# OBJECTIVE
Lines containing the word "PROYEK" need to be counted. Please reply with how many there are, and nothing else.

* start MATERIAL *

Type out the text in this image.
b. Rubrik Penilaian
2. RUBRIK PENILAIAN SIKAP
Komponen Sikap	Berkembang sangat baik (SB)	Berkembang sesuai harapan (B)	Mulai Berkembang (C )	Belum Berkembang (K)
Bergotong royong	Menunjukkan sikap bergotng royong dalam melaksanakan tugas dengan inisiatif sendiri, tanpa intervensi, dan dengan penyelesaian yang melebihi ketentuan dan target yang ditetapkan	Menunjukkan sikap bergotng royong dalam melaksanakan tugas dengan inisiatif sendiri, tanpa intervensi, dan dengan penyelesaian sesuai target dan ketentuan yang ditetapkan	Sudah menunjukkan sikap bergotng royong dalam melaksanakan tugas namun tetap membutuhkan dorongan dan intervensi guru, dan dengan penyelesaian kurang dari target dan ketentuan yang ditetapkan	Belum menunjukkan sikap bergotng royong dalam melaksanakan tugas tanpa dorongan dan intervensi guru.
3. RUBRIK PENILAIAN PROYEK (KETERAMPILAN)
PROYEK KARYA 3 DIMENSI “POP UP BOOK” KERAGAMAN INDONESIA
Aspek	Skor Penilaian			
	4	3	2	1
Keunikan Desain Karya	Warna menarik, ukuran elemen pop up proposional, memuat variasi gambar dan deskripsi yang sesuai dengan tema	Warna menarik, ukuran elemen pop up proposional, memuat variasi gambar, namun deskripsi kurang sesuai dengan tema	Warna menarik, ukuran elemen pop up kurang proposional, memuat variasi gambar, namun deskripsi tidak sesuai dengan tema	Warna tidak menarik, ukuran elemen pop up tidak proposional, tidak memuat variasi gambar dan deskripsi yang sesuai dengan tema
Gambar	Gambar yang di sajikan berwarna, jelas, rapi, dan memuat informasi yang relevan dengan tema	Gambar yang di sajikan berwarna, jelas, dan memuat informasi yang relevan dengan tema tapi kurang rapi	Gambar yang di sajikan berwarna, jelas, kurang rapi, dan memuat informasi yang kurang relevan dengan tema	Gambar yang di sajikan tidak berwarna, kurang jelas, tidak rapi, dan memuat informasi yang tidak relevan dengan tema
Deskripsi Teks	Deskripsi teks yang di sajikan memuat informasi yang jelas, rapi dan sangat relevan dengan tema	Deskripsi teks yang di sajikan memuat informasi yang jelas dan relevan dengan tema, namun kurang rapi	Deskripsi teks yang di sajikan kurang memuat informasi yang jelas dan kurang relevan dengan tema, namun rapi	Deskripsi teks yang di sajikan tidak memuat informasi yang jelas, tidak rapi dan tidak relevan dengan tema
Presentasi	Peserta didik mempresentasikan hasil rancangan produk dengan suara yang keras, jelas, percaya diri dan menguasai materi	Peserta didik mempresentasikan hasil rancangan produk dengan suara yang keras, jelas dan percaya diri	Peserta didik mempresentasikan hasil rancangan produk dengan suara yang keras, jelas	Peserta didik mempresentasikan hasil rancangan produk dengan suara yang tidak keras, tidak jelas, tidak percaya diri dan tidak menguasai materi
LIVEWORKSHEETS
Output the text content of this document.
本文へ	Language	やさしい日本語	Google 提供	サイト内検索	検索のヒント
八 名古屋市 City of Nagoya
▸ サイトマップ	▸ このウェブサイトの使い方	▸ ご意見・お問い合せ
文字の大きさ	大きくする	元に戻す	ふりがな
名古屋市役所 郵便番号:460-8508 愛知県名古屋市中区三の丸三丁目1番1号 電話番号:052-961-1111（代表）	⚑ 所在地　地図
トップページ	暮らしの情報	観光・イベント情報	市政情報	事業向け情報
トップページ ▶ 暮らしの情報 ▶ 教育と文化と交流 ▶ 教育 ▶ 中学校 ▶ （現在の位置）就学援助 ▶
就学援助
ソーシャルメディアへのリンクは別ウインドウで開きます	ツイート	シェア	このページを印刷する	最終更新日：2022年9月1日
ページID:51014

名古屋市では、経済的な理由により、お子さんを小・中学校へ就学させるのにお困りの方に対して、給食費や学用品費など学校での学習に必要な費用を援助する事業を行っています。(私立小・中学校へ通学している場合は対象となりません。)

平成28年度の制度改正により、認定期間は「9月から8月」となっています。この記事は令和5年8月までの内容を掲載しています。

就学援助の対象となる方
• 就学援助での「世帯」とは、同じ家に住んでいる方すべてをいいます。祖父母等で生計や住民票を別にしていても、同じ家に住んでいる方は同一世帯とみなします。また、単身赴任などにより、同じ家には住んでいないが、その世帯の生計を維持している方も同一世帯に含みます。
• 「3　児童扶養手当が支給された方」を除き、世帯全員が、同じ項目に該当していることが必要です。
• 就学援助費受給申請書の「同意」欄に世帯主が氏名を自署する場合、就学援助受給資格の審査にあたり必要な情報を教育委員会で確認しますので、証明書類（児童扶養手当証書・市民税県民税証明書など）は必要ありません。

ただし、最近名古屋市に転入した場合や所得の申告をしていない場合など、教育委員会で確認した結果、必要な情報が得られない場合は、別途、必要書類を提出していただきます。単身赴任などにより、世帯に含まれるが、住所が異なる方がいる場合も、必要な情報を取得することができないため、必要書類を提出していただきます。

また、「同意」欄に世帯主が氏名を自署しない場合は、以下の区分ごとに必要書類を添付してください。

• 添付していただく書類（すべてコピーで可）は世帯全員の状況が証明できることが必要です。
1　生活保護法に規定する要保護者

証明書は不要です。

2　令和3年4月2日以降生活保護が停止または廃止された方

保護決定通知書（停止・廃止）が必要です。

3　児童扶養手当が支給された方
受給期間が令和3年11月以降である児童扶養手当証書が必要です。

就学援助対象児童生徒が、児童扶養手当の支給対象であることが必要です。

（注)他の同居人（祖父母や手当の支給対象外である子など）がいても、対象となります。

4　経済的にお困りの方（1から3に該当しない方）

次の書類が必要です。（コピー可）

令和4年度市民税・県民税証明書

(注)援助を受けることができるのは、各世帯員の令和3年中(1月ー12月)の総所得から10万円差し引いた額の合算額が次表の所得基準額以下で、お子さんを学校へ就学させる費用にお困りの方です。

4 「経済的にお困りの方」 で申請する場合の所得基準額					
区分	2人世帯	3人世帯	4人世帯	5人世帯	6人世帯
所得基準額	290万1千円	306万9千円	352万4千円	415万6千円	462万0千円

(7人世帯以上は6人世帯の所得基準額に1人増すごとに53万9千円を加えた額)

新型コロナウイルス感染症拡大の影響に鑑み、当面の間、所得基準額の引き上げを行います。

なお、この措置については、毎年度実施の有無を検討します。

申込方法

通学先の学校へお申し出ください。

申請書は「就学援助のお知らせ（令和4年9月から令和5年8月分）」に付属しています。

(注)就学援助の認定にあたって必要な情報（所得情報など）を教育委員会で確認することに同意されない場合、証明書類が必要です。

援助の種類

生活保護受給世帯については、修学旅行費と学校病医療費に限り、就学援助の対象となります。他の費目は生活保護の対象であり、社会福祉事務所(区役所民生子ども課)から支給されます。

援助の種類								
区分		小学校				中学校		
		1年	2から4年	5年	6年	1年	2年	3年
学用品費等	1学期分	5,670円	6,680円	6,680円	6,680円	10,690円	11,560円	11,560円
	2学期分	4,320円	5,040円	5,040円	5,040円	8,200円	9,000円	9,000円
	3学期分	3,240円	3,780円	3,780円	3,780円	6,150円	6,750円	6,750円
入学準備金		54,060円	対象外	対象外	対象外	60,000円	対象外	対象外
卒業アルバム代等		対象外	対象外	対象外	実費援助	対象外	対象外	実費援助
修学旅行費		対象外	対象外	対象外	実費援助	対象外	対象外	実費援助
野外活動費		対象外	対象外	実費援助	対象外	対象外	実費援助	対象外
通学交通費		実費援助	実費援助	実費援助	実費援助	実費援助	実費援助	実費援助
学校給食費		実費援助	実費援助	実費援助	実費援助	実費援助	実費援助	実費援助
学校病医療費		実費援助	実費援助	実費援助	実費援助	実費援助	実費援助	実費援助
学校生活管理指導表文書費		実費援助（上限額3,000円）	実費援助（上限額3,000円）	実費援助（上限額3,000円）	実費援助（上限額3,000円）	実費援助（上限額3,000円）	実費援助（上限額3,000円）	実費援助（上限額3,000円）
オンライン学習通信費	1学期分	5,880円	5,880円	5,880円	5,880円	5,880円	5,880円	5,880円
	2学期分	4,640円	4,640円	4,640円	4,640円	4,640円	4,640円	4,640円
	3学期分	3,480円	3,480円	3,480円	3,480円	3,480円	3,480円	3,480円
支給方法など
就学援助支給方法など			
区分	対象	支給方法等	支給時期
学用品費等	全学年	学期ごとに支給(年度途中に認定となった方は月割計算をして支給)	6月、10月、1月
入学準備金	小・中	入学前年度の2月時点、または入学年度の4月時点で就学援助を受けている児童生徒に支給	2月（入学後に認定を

* end MATERIAL *

# SOLUTION
2